▸ **Task prompt**:
Below are some entries. Copy each line that holds the string "name".

▸ **Material provided**:
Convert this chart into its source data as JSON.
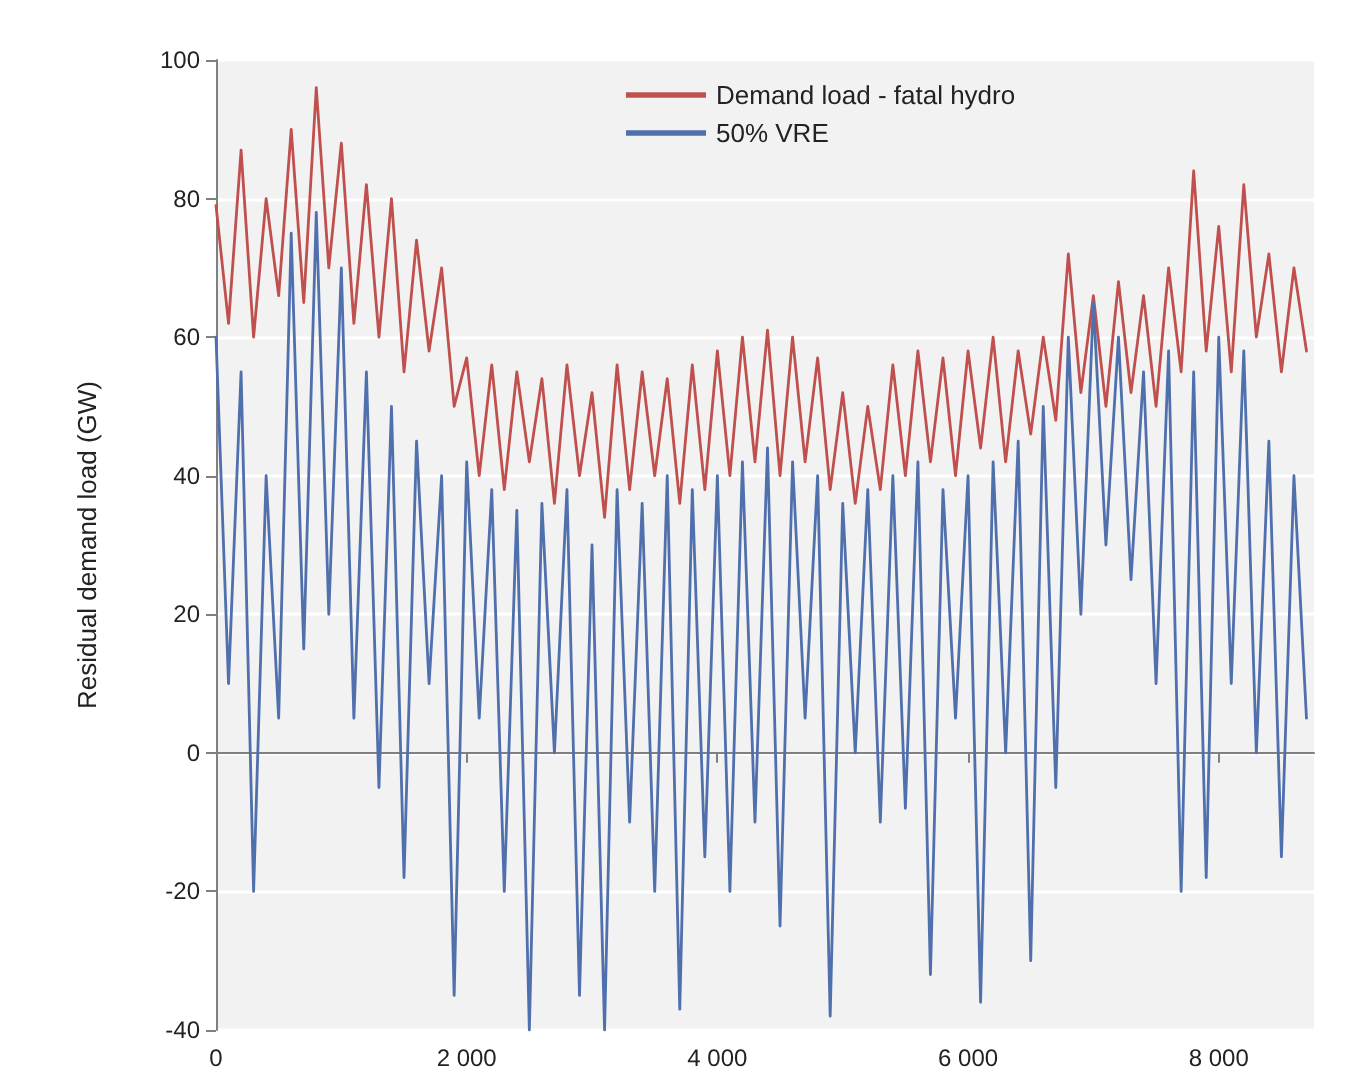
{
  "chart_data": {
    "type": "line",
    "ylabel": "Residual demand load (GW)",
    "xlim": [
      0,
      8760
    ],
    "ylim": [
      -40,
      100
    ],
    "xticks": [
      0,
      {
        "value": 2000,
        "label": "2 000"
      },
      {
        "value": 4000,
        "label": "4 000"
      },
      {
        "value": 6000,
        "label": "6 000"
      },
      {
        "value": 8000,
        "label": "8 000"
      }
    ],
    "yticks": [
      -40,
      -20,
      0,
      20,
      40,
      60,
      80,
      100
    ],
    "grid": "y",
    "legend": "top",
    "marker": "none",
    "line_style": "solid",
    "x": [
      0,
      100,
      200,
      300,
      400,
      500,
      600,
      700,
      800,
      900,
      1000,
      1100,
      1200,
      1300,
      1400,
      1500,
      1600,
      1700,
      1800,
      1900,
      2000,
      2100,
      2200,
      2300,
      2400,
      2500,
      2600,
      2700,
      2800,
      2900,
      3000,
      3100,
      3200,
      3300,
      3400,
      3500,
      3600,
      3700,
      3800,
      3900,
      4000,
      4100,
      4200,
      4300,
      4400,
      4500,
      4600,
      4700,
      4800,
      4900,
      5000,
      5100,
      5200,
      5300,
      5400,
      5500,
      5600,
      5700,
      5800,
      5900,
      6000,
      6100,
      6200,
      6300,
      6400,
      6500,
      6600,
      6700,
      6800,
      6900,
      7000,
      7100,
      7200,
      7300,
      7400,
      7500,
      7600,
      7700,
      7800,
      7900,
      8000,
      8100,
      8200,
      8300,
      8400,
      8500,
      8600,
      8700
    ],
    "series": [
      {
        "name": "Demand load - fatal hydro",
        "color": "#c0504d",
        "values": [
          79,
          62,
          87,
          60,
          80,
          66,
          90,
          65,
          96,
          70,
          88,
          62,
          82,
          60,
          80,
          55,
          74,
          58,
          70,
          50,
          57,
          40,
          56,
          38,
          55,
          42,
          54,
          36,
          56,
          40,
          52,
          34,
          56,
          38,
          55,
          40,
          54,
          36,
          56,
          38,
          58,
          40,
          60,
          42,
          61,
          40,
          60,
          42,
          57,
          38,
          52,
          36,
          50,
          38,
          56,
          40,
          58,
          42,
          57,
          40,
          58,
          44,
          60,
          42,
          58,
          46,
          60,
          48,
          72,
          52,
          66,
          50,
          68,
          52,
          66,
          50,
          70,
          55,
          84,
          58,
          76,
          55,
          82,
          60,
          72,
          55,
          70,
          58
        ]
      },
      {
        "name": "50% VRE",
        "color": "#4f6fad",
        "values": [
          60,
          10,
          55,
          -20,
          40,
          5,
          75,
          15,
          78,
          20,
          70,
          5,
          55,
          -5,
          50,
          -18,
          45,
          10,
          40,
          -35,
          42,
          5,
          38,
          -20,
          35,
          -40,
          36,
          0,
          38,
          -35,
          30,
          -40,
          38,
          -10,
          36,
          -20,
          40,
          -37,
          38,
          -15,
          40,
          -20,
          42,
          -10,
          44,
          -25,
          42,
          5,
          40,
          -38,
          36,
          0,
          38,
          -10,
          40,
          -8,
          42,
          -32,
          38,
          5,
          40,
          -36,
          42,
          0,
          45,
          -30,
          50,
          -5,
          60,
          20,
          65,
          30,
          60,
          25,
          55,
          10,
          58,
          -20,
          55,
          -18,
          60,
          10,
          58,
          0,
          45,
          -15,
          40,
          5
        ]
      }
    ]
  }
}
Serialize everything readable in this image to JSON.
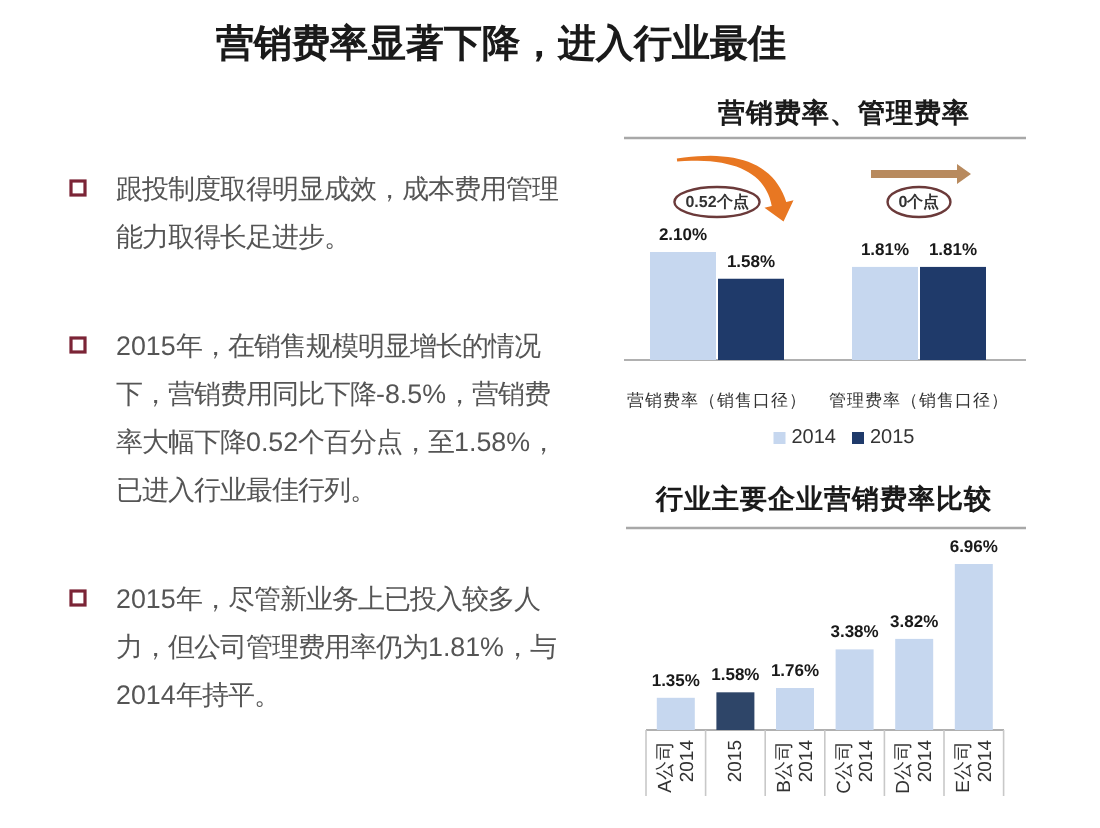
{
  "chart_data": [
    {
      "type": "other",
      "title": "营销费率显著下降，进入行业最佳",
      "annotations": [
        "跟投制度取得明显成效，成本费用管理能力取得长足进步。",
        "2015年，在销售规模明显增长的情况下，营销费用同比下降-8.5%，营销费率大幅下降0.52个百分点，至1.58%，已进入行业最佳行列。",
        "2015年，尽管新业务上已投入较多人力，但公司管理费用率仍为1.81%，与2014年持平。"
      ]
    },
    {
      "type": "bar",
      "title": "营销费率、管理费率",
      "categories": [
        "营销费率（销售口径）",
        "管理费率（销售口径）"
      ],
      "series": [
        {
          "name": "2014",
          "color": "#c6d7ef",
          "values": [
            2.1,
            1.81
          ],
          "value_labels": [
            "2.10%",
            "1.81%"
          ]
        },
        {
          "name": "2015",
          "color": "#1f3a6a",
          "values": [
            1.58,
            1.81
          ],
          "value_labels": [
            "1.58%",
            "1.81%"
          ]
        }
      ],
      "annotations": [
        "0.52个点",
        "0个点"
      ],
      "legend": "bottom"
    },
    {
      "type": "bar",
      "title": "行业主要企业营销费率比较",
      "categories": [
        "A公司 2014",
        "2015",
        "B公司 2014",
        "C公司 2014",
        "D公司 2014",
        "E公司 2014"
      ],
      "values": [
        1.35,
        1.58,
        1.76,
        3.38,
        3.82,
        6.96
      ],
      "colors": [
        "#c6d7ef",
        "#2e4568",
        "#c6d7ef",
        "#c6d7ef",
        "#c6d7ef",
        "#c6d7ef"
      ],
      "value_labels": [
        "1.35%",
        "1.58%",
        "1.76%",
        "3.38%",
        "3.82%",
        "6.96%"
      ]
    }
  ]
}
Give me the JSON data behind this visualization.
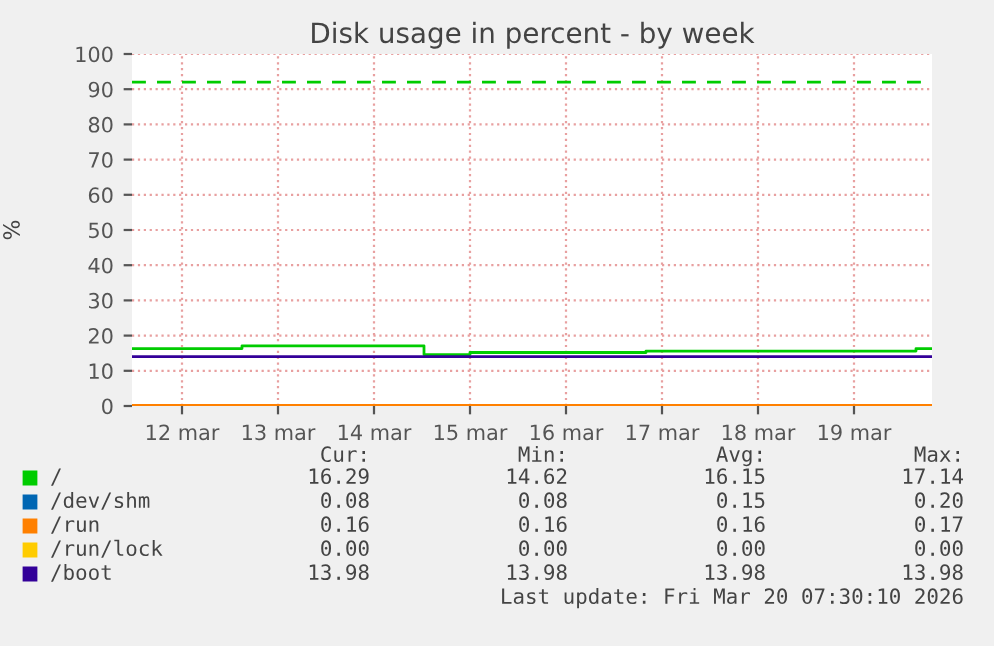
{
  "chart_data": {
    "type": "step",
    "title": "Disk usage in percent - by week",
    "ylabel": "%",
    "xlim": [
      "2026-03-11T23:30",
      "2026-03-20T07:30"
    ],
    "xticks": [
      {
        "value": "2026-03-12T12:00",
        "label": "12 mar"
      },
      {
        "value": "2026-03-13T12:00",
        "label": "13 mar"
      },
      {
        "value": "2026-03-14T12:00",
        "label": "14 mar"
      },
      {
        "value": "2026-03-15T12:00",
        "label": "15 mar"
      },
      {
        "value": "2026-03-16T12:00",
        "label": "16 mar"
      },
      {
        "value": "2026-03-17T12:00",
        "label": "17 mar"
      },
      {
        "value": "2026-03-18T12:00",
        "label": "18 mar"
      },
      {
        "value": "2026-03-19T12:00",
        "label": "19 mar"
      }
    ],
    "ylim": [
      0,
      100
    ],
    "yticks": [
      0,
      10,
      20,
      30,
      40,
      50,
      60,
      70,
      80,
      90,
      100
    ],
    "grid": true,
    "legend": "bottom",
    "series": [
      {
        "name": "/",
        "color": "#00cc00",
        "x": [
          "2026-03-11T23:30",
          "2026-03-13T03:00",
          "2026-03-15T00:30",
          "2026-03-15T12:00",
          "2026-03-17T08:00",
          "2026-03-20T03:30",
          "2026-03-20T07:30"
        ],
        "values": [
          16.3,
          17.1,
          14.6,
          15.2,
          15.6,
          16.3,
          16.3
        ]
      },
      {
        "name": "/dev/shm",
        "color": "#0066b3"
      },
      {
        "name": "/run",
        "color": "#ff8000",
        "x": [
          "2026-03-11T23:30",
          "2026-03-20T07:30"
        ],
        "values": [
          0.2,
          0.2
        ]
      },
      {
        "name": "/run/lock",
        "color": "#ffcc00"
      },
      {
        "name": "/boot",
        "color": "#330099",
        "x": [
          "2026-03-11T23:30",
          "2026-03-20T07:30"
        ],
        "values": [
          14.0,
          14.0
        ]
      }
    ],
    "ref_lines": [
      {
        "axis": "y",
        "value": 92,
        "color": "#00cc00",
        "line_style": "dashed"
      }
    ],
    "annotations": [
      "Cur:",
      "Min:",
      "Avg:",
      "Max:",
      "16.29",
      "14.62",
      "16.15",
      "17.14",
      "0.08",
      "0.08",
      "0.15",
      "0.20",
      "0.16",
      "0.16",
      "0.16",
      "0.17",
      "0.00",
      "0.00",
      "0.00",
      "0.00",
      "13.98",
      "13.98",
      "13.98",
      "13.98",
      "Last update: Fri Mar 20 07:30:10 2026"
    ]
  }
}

▸ **Completed exercise**:
        "name": "Demand load - fatal hydro",
        "name": "50% VRE",
          "name": "2014",
          "name": "2015",
        "name": "/",
        "name": "/dev/shm",
        "name": "/run",
        "name": "/run/lock",
        "name": "/boot",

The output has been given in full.